Quote the data below in full, please, without altering anything.

Extracted data entries:
_ _ _ _ _ _ _

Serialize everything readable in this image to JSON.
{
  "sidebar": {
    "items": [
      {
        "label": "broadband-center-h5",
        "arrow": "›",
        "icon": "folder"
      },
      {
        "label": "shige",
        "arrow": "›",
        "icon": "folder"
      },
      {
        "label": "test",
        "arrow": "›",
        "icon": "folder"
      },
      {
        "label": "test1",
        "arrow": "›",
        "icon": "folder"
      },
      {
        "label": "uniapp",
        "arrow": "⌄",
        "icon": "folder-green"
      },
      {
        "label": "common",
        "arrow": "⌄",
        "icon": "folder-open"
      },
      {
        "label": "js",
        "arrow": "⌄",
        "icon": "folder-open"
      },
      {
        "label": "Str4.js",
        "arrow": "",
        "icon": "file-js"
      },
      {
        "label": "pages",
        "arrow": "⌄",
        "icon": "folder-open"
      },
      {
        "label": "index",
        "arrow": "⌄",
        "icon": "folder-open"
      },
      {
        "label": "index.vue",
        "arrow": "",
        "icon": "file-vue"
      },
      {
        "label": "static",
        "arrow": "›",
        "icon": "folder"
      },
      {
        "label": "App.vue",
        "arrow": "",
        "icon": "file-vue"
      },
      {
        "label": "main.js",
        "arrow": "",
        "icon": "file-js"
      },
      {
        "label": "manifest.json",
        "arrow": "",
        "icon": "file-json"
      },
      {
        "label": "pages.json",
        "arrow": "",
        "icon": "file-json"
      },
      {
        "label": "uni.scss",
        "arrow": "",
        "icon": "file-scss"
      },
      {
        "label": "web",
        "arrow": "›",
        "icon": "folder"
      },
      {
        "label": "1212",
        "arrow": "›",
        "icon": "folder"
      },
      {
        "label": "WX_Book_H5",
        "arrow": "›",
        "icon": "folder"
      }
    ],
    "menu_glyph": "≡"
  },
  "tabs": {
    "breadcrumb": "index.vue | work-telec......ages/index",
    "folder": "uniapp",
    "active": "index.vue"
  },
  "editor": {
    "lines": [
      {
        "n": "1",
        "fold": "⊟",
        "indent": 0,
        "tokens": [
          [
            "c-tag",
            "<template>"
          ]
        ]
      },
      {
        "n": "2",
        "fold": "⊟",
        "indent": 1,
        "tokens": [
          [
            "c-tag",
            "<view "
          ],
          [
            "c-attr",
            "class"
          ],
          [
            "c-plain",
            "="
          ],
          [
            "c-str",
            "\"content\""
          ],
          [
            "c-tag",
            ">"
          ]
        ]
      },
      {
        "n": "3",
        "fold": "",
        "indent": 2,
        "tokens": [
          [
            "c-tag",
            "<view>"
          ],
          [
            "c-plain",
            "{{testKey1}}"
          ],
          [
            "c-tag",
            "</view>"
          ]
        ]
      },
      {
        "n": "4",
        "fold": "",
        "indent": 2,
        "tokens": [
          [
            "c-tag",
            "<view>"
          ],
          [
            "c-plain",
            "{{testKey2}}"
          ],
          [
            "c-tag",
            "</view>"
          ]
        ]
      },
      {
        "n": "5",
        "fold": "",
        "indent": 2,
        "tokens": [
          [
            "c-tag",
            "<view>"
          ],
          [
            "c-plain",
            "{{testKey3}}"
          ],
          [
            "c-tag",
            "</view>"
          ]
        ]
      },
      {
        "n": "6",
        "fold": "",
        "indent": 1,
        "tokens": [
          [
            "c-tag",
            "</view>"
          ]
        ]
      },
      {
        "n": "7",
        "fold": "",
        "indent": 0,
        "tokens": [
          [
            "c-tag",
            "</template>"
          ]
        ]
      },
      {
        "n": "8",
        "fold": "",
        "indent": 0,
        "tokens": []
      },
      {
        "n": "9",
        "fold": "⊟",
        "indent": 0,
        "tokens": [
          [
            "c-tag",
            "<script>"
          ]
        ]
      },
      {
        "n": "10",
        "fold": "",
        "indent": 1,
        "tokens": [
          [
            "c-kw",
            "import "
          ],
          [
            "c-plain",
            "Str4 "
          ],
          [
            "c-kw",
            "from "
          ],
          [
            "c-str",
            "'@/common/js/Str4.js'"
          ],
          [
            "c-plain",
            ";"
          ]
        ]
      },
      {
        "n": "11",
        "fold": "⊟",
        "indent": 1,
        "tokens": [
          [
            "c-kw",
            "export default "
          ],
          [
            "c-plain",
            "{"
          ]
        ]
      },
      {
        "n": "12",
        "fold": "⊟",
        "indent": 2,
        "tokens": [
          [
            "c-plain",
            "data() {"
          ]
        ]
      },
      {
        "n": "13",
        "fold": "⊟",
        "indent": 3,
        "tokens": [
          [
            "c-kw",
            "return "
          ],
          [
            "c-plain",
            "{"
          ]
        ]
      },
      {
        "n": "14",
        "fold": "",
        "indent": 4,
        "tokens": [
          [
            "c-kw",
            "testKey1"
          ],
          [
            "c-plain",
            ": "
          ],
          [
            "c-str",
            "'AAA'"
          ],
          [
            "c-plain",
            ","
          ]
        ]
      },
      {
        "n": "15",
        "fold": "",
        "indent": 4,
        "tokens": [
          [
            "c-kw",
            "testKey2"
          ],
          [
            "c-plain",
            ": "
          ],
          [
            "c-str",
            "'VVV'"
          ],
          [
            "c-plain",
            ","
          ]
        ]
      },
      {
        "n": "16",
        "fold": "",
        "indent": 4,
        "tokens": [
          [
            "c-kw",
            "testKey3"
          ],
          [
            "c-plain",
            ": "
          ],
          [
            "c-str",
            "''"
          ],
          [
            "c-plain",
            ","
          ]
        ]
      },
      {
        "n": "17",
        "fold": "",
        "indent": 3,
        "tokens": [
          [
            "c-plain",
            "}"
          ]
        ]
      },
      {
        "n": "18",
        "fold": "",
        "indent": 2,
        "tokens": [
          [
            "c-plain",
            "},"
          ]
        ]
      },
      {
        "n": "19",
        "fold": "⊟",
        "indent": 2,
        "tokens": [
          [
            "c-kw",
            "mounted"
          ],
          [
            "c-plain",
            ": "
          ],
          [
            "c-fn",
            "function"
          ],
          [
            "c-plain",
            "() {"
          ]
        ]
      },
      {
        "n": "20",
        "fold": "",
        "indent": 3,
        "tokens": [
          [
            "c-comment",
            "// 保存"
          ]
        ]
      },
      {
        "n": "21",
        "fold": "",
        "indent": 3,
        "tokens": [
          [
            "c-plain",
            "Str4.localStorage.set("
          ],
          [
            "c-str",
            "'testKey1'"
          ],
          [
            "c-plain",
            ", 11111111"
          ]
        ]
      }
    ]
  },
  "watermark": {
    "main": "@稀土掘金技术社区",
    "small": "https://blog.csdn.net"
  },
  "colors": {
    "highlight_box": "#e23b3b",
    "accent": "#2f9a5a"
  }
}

_ _ _ _ _ _ _

● Solution below
Serialize everything readable in this image to JSON.
{
  "sidebar": {
    "items": [
      {
        "label": "broadband-center-h5",
        "arrow": "›",
        "icon": "folder"
      },
      {
        "label": "shige",
        "arrow": "›",
        "icon": "folder"
      },
      {
        "label": "test",
        "arrow": "›",
        "icon": "folder"
      },
      {
        "label": "test1",
        "arrow": "›",
        "icon": "folder"
      },
      {
        "label": "uniapp",
        "arrow": "⌄",
        "icon": "folder-green"
      },
      {
        "label": "common",
        "arrow": "⌄",
        "icon": "folder-open"
      },
      {
        "label": "js",
        "arrow": "⌄",
        "icon": "folder-open"
      },
      {
        "label": "Str4.js",
        "arrow": "",
        "icon": "file-js"
      },
      {
        "label": "pages",
        "arrow": "⌄",
        "icon": "folder-open"
      },
      {
        "label": "index",
        "arrow": "⌄",
        "icon": "folder-open"
      },
      {
        "label": "index.vue",
        "arrow": "",
        "icon": "file-vue"
      },
      {
        "label": "static",
        "arrow": "›",
        "icon": "folder"
      },
      {
        "label": "App.vue",
        "arrow": "",
        "icon": "file-vue"
      },
      {
        "label": "main.js",
        "arrow": "",
        "icon": "file-js"
      },
      {
        "label": "manifest.json",
        "arrow": "",
        "icon": "file-json"
      },
      {
        "label": "pages.json",
        "arrow": "",
        "icon": "file-json"
      },
      {
        "label": "uni.scss",
        "arrow": "",
        "icon": "file-scss"
      },
      {
        "label": "web",
        "arrow": "›",
        "icon": "folder"
      },
      {
        "label": "1212",
        "arrow": "›",
        "icon": "folder"
      },
      {
        "label": "WX_Book_H5",
        "arrow": "›",
        "icon": "folder"
      }
    ],
    "menu_glyph": "≡"
  },
  "tabs": {
    "breadcrumb": "index.vue | work-telec......ages/index",
    "folder": "uniapp",
    "active": "index.vue"
  },
  "editor": {
    "lines": [
      {
        "n": "1",
        "fold": "⊟",
        "indent": 0,
        "tokens": [
          [
            "c-tag",
            "<template>"
          ]
        ]
      },
      {
        "n": "2",
        "fold": "⊟",
        "indent": 1,
        "tokens": [
          [
            "c-tag",
            "<view "
          ],
          [
            "c-attr",
            "class"
          ],
          [
            "c-plain",
            "="
          ],
          [
            "c-str",
            "\"content\""
          ],
          [
            "c-tag",
            ">"
          ]
        ]
      },
      {
        "n": "3",
        "fold": "",
        "indent": 2,
        "tokens": [
          [
            "c-tag",
            "<view>"
          ],
          [
            "c-plain",
            "{{testKey1}}"
          ],
          [
            "c-tag",
            "</view>"
          ]
        ]
      },
      {
        "n": "4",
        "fold": "",
        "indent": 2,
        "tokens": [
          [
            "c-tag",
            "<view>"
          ],
          [
            "c-plain",
            "{{testKey2}}"
          ],
          [
            "c-tag",
            "</view>"
          ]
        ]
      },
      {
        "n": "5",
        "fold": "",
        "indent": 2,
        "tokens": [
          [
            "c-tag",
            "<view>"
          ],
          [
            "c-plain",
            "{{testKey3}}"
          ],
          [
            "c-tag",
            "</view>"
          ]
        ]
      },
      {
        "n": "6",
        "fold": "",
        "indent": 1,
        "tokens": [
          [
            "c-tag",
            "</view>"
          ]
        ]
      },
      {
        "n": "7",
        "fold": "",
        "indent": 0,
        "tokens": [
          [
            "c-tag",
            "</template>"
          ]
        ]
      },
      {
        "n": "8",
        "fold": "",
        "indent": 0,
        "tokens": []
      },
      {
        "n": "9",
        "fold": "⊟",
        "indent": 0,
        "tokens": [
          [
            "c-tag",
            "<script>"
          ]
        ]
      },
      {
        "n": "10",
        "fold": "",
        "indent": 1,
        "tokens": [
          [
            "c-kw",
            "import "
          ],
          [
            "c-plain",
            "Str4 "
          ],
          [
            "c-kw",
            "from "
          ],
          [
            "c-str",
            "'@/common/js/Str4.js'"
          ],
          [
            "c-plain",
            ";"
          ]
        ]
      },
      {
        "n": "11",
        "fold": "⊟",
        "indent": 1,
        "tokens": [
          [
            "c-kw",
            "export default "
          ],
          [
            "c-plain",
            "{"
          ]
        ]
      },
      {
        "n": "12",
        "fold": "⊟",
        "indent": 2,
        "tokens": [
          [
            "c-plain",
            "data() {"
          ]
        ]
      },
      {
        "n": "13",
        "fold": "⊟",
        "indent": 3,
        "tokens": [
          [
            "c-kw",
            "return "
          ],
          [
            "c-plain",
            "{"
          ]
        ]
      },
      {
        "n": "14",
        "fold": "",
        "indent": 4,
        "tokens": [
          [
            "c-kw",
            "testKey1"
          ],
          [
            "c-plain",
            ": "
          ],
          [
            "c-str",
            "'AAA'"
          ],
          [
            "c-plain",
            ","
          ]
        ]
      },
      {
        "n": "15",
        "fold": "",
        "indent": 4,
        "tokens": [
          [
            "c-kw",
            "testKey2"
          ],
          [
            "c-plain",
            ": "
          ],
          [
            "c-str",
            "'VVV'"
          ],
          [
            "c-plain",
            ","
          ]
        ]
      },
      {
        "n": "16",
        "fold": "",
        "indent": 4,
        "tokens": [
          [
            "c-kw",
            "testKey3"
          ],
          [
            "c-plain",
            ": "
          ],
          [
            "c-str",
            "''"
          ],
          [
            "c-plain",
            ","
          ]
        ]
      },
      {
        "n": "17",
        "fold": "",
        "indent": 3,
        "tokens": [
          [
            "c-plain",
            "}"
          ]
        ]
      },
      {
        "n": "18",
        "fold": "",
        "indent": 2,
        "tokens": [
          [
            "c-plain",
            "},"
          ]
        ]
      },
      {
        "n": "19",
        "fold": "⊟",
        "indent": 2,
        "tokens": [
          [
            "c-kw",
            "mounted"
          ],
          [
            "c-plain",
            ": "
          ],
          [
            "c-fn",
            "function"
          ],
          [
            "c-plain",
            "() {"
          ]
        ]
      },
      {
        "n": "20",
        "fold": "",
        "indent": 3,
        "tokens": [
          [
            "c-comment",
            "// 保存"
          ]
        ]
      },
      {
        "n": "21",
        "fold": "",
        "indent": 3,
        "tokens": [
          [
            "c-plain",
            "Str4.localStorage.set("
          ],
          [
            "c-str",
            "'testKey1'"
          ],
          [
            "c-plain",
            ", 11111111"
          ]
        ]
      }
    ]
  },
  "watermark": {
    "main": "@稀土掘金技术社区",
    "small": "https://blog.csdn.net"
  },
  "colors": {
    "highlight_box": "#e23b3b",
    "accent": "#2f9a5a"
  }
}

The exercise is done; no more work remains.